> [WHAT NEEDS TO BE DONE]: Reproduce each line exactly.

Extracted records:
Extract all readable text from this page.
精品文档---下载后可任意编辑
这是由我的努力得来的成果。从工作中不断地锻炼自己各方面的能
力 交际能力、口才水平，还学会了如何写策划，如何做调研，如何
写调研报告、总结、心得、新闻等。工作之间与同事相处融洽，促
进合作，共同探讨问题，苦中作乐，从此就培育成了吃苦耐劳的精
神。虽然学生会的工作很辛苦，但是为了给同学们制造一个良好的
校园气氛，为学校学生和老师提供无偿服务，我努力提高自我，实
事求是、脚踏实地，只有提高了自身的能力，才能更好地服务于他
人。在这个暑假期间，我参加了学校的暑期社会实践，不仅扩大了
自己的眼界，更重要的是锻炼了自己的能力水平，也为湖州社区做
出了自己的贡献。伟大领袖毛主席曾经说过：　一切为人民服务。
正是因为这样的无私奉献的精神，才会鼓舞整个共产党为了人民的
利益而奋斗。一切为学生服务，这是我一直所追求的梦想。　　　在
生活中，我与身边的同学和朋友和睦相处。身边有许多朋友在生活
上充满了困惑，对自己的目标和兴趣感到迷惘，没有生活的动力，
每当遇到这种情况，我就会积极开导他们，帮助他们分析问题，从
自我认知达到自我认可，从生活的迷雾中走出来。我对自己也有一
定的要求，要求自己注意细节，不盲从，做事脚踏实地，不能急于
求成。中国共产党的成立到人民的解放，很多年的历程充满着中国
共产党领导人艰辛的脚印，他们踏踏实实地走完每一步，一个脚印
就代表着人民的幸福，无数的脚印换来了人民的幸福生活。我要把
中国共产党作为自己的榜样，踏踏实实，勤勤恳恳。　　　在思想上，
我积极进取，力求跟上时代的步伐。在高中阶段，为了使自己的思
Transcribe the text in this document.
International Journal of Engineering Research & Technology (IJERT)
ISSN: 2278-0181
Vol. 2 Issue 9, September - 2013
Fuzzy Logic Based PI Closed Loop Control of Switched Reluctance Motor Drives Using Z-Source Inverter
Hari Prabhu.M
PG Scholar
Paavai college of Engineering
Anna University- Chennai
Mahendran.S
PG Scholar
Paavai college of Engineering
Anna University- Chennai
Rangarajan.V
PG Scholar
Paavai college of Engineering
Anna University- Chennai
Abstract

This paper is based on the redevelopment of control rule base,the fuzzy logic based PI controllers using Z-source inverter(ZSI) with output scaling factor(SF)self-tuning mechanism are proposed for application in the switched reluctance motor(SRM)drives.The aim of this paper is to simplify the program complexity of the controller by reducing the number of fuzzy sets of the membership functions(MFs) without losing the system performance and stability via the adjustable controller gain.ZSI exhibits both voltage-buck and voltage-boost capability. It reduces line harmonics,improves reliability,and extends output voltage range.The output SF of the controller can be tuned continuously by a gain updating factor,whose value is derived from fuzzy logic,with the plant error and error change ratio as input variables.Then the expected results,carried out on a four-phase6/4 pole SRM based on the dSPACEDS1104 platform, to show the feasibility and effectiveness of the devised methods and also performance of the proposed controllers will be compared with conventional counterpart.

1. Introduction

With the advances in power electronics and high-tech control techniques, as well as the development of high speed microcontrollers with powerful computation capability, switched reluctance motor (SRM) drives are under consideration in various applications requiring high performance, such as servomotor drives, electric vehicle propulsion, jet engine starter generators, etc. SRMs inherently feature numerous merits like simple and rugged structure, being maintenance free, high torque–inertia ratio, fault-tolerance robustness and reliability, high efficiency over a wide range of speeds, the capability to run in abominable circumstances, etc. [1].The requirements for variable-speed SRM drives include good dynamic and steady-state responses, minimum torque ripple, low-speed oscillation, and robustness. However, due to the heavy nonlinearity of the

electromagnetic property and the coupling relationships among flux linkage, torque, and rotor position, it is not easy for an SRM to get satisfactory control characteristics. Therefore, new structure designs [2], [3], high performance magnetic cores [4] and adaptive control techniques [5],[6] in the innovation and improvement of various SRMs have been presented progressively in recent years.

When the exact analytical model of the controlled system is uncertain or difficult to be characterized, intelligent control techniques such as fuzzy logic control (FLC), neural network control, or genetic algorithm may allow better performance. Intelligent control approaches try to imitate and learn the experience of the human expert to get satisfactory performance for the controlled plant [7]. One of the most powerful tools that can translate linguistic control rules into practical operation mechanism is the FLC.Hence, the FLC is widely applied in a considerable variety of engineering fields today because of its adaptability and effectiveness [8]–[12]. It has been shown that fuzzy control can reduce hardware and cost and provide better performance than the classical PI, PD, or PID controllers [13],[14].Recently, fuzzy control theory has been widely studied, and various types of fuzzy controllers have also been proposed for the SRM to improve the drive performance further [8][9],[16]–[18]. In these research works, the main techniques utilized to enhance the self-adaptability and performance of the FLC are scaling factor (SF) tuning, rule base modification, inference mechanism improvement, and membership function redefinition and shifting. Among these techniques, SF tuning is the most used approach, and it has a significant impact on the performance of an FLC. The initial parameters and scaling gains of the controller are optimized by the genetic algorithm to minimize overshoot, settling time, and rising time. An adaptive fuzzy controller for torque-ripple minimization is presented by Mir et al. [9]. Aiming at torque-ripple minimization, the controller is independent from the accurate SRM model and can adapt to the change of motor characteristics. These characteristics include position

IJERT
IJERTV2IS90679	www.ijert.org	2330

> [TASK RESULT]:
Extract all readable text from this page.
精品文档---下载后可任意编辑
这是由我的努力得来的成果。从工作中不断地锻炼自己各方面的能
力 交际能力、口才水平，还学会了如何写策划，如何做调研，如何
写调研报告、总结、心得、新闻等。工作之间与同事相处融洽，促
进合作，共同探讨问题，苦中作乐，从此就培育成了吃苦耐劳的精
神。虽然学生会的工作很辛苦，但是为了给同学们制造一个良好的
校园气氛，为学校学生和老师提供无偿服务，我努力提高自我，实
事求是、脚踏实地，只有提高了自身的能力，才能更好地服务于他
人。在这个暑假期间，我参加了学校的暑期社会实践，不仅扩大了
自己的眼界，更重要的是锻炼了自己的能力水平，也为湖州社区做
出了自己的贡献。伟大领袖毛主席曾经说过：　一切为人民服务。
正是因为这样的无私奉献的精神，才会鼓舞整个共产党为了人民的
利益而奋斗。一切为学生服务，这是我一直所追求的梦想。　　　在
生活中，我与身边的同学和朋友和睦相处。身边有许多朋友在生活
上充满了困惑，对自己的目标和兴趣感到迷惘，没有生活的动力，
每当遇到这种情况，我就会积极开导他们，帮助他们分析问题，从
自我认知达到自我认可，从生活的迷雾中走出来。我对自己也有一
定的要求，要求自己注意细节，不盲从，做事脚踏实地，不能急于
求成。中国共产党的成立到人民的解放，很多年的历程充满着中国
共产党领导人艰辛的脚印，他们踏踏实实地走完每一步，一个脚印
就代表着人民的幸福，无数的脚印换来了人民的幸福生活。我要把
中国共产党作为自己的榜样，踏踏实实，勤勤恳恳。　　　在思想上，
我积极进取，力求跟上时代的步伐。在高中阶段，为了使自己的思
Transcribe the text in this document.
International Journal of Engineering Research & Technology (IJERT)
ISSN: 2278-0181
Vol. 2 Issue 9, September - 2013
Fuzzy Logic Based PI Closed Loop Control of Switched Reluctance Motor Drives Using Z-Source Inverter
Hari Prabhu.M
PG Scholar
Paavai college of Engineering
Anna University- Chennai
Mahendran.S
PG Scholar
Paavai college of Engineering
Anna University- Chennai
Rangarajan.V
PG Scholar
Paavai college of Engineering
Anna University- Chennai
Abstract

This paper is based on the redevelopment of control rule base,the fuzzy logic based PI controllers using Z-source inverter(ZSI) with output scaling factor(SF)self-tuning mechanism are proposed for application in the switched reluctance motor(SRM)drives.The aim of this paper is to simplify the program complexity of the controller by reducing the number of fuzzy sets of the membership functions(MFs) without losing the system performance and stability via the adjustable controller gain.ZSI exhibits both voltage-buck and voltage-boost capability. It reduces line harmonics,improves reliability,and extends output voltage range.The output SF of the controller can be tuned continuously by a gain updating factor,whose value is derived from fuzzy logic,with the plant error and error change ratio as input variables.Then the expected results,carried out on a four-phase6/4 pole SRM based on the dSPACEDS1104 platform, to show the feasibility and effectiveness of the devised methods and also performance of the proposed controllers will be compared with conventional counterpart.

1. Introduction

With the advances in power electronics and high-tech control techniques, as well as the development of high speed microcontrollers with powerful computation capability, switched reluctance motor (SRM) drives are under consideration in various applications requiring high performance, such as servomotor drives, electric vehicle propulsion, jet engine starter generators, etc. SRMs inherently feature numerous merits like simple and rugged structure, being maintenance free, high torque–inertia ratio, fault-tolerance robustness and reliability, high efficiency over a wide range of speeds, the capability to run in abominable circumstances, etc. [1].The requirements for variable-speed SRM drives include good dynamic and steady-state responses, minimum torque ripple, low-speed oscillation, and robustness. However, due to the heavy nonlinearity of the

electromagnetic property and the coupling relationships among flux linkage, torque, and rotor position, it is not easy for an SRM to get satisfactory control characteristics. Therefore, new structure designs [2], [3], high performance magnetic cores [4] and adaptive control techniques [5],[6] in the innovation and improvement of various SRMs have been presented progressively in recent years.

When the exact analytical model of the controlled system is uncertain or difficult to be characterized, intelligent control techniques such as fuzzy logic control (FLC), neural network control, or genetic algorithm may allow better performance. Intelligent control approaches try to imitate and learn the experience of the human expert to get satisfactory performance for the controlled plant [7]. One of the most powerful tools that can translate linguistic control rules into practical operation mechanism is the FLC.Hence, the FLC is widely applied in a considerable variety of engineering fields today because of its adaptability and effectiveness [8]–[12]. It has been shown that fuzzy control can reduce hardware and cost and provide better performance than the classical PI, PD, or PID controllers [13],[14].Recently, fuzzy control theory has been widely studied, and various types of fuzzy controllers have also been proposed for the SRM to improve the drive performance further [8][9],[16]–[18]. In these research works, the main techniques utilized to enhance the self-adaptability and performance of the FLC are scaling factor (SF) tuning, rule base modification, inference mechanism improvement, and membership function redefinition and shifting. Among these techniques, SF tuning is the most used approach, and it has a significant impact on the performance of an FLC. The initial parameters and scaling gains of the controller are optimized by the genetic algorithm to minimize overshoot, settling time, and rising time. An adaptive fuzzy controller for torque-ripple minimization is presented by Mir et al. [9]. Aiming at torque-ripple minimization, the controller is independent from the accurate SRM model and can adapt to the change of motor characteristics. These characteristics include position

IJERT
IJERTV2IS90679	www.ijert.org	2330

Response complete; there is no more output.